* **Set task**: Copy exactly the lines from the one containing "Give me the" through the last line of the records, both included, and nothing more.

* **Input data**:
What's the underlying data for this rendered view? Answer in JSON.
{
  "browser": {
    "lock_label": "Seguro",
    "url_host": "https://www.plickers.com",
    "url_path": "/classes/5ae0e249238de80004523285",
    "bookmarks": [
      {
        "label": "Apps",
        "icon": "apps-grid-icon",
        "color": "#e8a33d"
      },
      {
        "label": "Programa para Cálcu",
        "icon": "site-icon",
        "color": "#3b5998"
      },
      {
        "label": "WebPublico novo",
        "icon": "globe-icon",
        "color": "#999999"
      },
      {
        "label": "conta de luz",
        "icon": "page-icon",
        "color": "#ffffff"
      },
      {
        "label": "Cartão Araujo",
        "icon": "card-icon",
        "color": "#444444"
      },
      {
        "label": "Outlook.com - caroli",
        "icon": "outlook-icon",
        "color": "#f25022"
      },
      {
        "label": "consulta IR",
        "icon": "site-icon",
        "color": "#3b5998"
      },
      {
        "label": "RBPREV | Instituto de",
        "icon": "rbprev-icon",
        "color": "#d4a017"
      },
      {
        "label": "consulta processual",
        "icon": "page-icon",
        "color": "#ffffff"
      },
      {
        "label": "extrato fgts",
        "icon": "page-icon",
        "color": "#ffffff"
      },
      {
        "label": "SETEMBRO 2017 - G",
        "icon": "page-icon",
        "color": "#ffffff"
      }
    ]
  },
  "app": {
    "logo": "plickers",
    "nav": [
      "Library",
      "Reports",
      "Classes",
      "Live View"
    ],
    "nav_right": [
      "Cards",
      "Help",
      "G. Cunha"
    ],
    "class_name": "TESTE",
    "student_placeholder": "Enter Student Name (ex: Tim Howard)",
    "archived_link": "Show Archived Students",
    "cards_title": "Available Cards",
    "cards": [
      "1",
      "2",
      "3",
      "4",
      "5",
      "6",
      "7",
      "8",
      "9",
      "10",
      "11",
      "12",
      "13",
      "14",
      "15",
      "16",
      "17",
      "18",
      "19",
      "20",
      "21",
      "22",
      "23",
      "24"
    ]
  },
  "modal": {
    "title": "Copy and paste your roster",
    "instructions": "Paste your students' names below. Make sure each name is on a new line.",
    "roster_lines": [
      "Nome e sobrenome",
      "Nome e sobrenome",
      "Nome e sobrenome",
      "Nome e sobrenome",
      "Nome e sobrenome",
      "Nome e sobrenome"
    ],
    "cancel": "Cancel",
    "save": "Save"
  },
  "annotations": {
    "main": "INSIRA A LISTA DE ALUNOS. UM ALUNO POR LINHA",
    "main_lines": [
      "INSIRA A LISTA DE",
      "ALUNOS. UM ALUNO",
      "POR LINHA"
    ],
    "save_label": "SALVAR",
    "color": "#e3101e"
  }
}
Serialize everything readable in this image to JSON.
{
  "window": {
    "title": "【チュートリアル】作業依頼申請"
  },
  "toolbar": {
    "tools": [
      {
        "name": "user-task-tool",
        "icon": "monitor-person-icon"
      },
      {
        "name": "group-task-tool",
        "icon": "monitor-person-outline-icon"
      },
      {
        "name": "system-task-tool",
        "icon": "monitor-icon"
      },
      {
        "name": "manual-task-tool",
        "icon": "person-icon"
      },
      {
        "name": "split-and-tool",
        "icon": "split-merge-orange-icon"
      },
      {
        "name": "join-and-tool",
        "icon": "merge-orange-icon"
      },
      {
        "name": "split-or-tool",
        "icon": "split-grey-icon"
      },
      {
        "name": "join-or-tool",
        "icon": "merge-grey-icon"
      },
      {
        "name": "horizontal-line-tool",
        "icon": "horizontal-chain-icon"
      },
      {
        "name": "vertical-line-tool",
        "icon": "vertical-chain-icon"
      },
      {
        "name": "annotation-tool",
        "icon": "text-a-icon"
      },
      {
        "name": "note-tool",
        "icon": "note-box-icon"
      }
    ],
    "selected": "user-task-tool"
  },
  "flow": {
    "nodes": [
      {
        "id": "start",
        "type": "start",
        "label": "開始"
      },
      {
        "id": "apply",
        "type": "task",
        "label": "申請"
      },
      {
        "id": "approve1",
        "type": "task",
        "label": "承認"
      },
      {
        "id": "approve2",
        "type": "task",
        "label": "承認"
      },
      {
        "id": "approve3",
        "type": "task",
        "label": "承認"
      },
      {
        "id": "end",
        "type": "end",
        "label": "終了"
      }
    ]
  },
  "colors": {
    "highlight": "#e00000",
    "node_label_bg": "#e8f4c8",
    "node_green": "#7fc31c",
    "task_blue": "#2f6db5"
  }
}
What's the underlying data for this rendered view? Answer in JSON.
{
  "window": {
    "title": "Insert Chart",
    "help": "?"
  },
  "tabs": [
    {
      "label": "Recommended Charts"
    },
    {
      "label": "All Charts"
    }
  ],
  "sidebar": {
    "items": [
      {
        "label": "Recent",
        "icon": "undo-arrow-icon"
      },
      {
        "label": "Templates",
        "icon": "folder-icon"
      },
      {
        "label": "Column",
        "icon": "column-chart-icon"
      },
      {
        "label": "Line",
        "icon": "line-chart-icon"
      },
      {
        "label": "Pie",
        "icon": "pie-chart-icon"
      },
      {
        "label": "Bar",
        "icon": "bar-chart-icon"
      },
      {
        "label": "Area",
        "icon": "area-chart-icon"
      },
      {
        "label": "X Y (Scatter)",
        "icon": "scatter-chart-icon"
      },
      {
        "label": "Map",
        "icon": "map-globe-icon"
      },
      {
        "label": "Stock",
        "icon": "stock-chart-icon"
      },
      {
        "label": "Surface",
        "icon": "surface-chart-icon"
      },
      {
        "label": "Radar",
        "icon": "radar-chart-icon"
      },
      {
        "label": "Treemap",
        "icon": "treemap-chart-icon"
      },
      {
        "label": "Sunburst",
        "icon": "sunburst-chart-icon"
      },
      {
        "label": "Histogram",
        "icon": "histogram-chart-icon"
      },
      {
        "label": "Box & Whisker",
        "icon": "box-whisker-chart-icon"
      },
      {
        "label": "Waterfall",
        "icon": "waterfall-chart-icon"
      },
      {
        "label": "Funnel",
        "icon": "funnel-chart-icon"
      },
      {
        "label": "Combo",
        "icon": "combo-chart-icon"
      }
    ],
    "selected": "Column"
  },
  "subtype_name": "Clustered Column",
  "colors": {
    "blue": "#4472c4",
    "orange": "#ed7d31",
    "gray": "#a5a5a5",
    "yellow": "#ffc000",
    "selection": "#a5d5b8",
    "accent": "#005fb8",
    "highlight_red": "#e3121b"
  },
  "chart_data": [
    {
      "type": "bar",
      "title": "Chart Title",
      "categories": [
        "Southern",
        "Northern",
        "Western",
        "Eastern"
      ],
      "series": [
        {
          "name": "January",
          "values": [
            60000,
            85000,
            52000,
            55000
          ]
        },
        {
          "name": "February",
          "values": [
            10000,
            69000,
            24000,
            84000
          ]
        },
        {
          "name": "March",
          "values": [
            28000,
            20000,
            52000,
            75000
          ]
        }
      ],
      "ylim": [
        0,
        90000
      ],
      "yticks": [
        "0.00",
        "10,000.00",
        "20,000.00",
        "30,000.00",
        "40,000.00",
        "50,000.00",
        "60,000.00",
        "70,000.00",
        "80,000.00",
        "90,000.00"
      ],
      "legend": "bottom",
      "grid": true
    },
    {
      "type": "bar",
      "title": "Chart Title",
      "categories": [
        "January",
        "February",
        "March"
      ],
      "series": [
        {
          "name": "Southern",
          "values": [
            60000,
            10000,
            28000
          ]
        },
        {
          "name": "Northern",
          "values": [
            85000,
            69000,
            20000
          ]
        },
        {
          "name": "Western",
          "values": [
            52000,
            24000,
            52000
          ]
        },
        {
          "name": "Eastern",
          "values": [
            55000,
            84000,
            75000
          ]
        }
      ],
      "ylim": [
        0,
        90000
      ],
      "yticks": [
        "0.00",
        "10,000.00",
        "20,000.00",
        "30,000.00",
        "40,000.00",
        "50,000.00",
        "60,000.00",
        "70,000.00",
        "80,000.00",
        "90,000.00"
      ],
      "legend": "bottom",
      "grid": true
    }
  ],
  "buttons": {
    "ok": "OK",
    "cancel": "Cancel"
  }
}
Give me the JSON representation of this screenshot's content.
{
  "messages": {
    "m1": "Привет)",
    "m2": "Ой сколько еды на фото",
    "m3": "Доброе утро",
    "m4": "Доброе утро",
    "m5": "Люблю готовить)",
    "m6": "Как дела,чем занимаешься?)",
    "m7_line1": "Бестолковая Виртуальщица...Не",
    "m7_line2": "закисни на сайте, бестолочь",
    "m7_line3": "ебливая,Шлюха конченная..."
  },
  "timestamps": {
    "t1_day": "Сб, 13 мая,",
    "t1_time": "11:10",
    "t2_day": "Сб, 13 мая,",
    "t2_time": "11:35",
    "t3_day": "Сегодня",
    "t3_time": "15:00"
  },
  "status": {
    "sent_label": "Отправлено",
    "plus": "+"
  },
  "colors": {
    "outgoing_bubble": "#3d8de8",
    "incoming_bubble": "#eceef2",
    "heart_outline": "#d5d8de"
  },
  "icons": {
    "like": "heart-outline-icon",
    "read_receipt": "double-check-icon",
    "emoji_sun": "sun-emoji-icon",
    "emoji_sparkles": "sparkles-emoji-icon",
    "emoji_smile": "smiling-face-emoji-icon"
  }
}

* **Solution to the exercise**:
Give me the JSON representation of this screenshot's content.
{
  "messages": {
    "m1": "Привет)",
    "m2": "Ой сколько еды на фото",
    "m3": "Доброе утро",
    "m4": "Доброе утро",
    "m5": "Люблю готовить)",
    "m6": "Как дела,чем занимаешься?)",
    "m7_line1": "Бестолковая Виртуальщица...Не",
    "m7_line2": "закисни на сайте, бестолочь",
    "m7_line3": "ебливая,Шлюха конченная..."
  },
  "timestamps": {
    "t1_day": "Сб, 13 мая,",
    "t1_time": "11:10",
    "t2_day": "Сб, 13 мая,",
    "t2_time": "11:35",
    "t3_day": "Сегодня",
    "t3_time": "15:00"
  },
  "status": {
    "sent_label": "Отправлено",
    "plus": "+"
  },
  "colors": {
    "outgoing_bubble": "#3d8de8",
    "incoming_bubble": "#eceef2",
    "heart_outline": "#d5d8de"
  },
  "icons": {
    "like": "heart-outline-icon",
    "read_receipt": "double-check-icon",
    "emoji_sun": "sun-emoji-icon",
    "emoji_sparkles": "sparkles-emoji-icon",
    "emoji_smile": "smiling-face-emoji-icon"
  }
}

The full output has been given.